Stored entries:
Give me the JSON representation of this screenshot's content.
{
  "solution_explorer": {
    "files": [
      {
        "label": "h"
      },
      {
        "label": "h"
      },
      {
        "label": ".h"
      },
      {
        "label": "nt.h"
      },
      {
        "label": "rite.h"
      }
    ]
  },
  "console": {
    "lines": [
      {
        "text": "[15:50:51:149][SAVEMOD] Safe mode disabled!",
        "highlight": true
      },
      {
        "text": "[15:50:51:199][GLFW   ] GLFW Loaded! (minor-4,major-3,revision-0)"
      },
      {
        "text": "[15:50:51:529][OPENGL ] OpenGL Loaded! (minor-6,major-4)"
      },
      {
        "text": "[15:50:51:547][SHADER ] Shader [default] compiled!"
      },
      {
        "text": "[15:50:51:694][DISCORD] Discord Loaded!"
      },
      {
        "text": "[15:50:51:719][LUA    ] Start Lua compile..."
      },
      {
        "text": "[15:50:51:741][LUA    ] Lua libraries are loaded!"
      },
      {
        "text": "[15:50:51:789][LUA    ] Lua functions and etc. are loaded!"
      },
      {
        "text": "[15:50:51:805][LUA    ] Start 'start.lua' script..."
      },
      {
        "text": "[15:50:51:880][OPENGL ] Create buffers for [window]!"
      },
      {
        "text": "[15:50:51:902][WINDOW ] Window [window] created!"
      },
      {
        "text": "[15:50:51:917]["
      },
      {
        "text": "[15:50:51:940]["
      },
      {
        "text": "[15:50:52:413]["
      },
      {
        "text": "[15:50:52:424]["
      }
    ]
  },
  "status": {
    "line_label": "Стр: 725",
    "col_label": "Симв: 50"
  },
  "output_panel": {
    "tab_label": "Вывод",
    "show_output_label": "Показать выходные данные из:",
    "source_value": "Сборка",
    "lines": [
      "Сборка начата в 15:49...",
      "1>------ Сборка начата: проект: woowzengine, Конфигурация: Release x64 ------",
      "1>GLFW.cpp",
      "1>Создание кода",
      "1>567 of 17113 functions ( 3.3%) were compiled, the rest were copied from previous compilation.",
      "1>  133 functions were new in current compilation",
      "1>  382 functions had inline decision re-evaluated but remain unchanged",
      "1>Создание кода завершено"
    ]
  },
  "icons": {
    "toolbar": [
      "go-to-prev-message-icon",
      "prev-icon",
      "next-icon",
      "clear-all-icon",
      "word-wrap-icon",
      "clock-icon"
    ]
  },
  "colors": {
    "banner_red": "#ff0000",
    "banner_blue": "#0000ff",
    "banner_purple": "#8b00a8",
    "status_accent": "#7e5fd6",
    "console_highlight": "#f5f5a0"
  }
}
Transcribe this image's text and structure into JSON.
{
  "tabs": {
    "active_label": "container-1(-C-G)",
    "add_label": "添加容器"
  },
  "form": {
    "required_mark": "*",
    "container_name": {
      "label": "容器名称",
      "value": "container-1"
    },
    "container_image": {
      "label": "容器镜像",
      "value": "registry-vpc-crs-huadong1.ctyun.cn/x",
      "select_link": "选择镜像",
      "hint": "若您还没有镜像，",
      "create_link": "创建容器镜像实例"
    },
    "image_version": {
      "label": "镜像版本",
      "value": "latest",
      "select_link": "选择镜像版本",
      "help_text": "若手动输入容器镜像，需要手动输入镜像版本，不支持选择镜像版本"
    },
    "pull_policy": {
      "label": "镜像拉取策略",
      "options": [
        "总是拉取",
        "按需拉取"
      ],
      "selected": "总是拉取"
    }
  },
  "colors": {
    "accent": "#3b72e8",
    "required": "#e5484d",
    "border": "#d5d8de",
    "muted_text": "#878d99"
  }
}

### INSTRUCTION
Return what is listed above, exactly and completely.

### RESPONSE TO THIS EXERCISE
Give me the JSON representation of this screenshot's content.
{
  "solution_explorer": {
    "files": [
      {
        "label": "h"
      },
      {
        "label": "h"
      },
      {
        "label": ".h"
      },
      {
        "label": "nt.h"
      },
      {
        "label": "rite.h"
      }
    ]
  },
  "console": {
    "lines": [
      {
        "text": "[15:50:51:149][SAVEMOD] Safe mode disabled!",
        "highlight": true
      },
      {
        "text": "[15:50:51:199][GLFW   ] GLFW Loaded! (minor-4,major-3,revision-0)"
      },
      {
        "text": "[15:50:51:529][OPENGL ] OpenGL Loaded! (minor-6,major-4)"
      },
      {
        "text": "[15:50:51:547][SHADER ] Shader [default] compiled!"
      },
      {
        "text": "[15:50:51:694][DISCORD] Discord Loaded!"
      },
      {
        "text": "[15:50:51:719][LUA    ] Start Lua compile..."
      },
      {
        "text": "[15:50:51:741][LUA    ] Lua libraries are loaded!"
      },
      {
        "text": "[15:50:51:789][LUA    ] Lua functions and etc. are loaded!"
      },
      {
        "text": "[15:50:51:805][LUA    ] Start 'start.lua' script..."
      },
      {
        "text": "[15:50:51:880][OPENGL ] Create buffers for [window]!"
      },
      {
        "text": "[15:50:51:902][WINDOW ] Window [window] created!"
      },
      {
        "text": "[15:50:51:917]["
      },
      {
        "text": "[15:50:51:940]["
      },
      {
        "text": "[15:50:52:413]["
      },
      {
        "text": "[15:50:52:424]["
      }
    ]
  },
  "status": {
    "line_label": "Стр: 725",
    "col_label": "Симв: 50"
  },
  "output_panel": {
    "tab_label": "Вывод",
    "show_output_label": "Показать выходные данные из:",
    "source_value": "Сборка",
    "lines": [
      "Сборка начата в 15:49...",
      "1>------ Сборка начата: проект: woowzengine, Конфигурация: Release x64 ------",
      "1>GLFW.cpp",
      "1>Создание кода",
      "1>567 of 17113 functions ( 3.3%) were compiled, the rest were copied from previous compilation.",
      "1>  133 functions were new in current compilation",
      "1>  382 functions had inline decision re-evaluated but remain unchanged",
      "1>Создание кода завершено"
    ]
  },
  "icons": {
    "toolbar": [
      "go-to-prev-message-icon",
      "prev-icon",
      "next-icon",
      "clear-all-icon",
      "word-wrap-icon",
      "clock-icon"
    ]
  },
  "colors": {
    "banner_red": "#ff0000",
    "banner_blue": "#0000ff",
    "banner_purple": "#8b00a8",
    "status_accent": "#7e5fd6",
    "console_highlight": "#f5f5a0"
  }
}
Transcribe this image's text and structure into JSON.
{
  "tabs": {
    "active_label": "container-1(-C-G)",
    "add_label": "添加容器"
  },
  "form": {
    "required_mark": "*",
    "container_name": {
      "label": "容器名称",
      "value": "container-1"
    },
    "container_image": {
      "label": "容器镜像",
      "value": "registry-vpc-crs-huadong1.ctyun.cn/x",
      "select_link": "选择镜像",
      "hint": "若您还没有镜像，",
      "create_link": "创建容器镜像实例"
    },
    "image_version": {
      "label": "镜像版本",
      "value": "latest",
      "select_link": "选择镜像版本",
      "help_text": "若手动输入容器镜像，需要手动输入镜像版本，不支持选择镜像版本"
    },
    "pull_policy": {
      "label": "镜像拉取策略",
      "options": [
        "总是拉取",
        "按需拉取"
      ],
      "selected": "总是拉取"
    }
  },
  "colors": {
    "accent": "#3b72e8",
    "required": "#e5484d",
    "border": "#d5d8de",
    "muted_text": "#878d99"
  }
}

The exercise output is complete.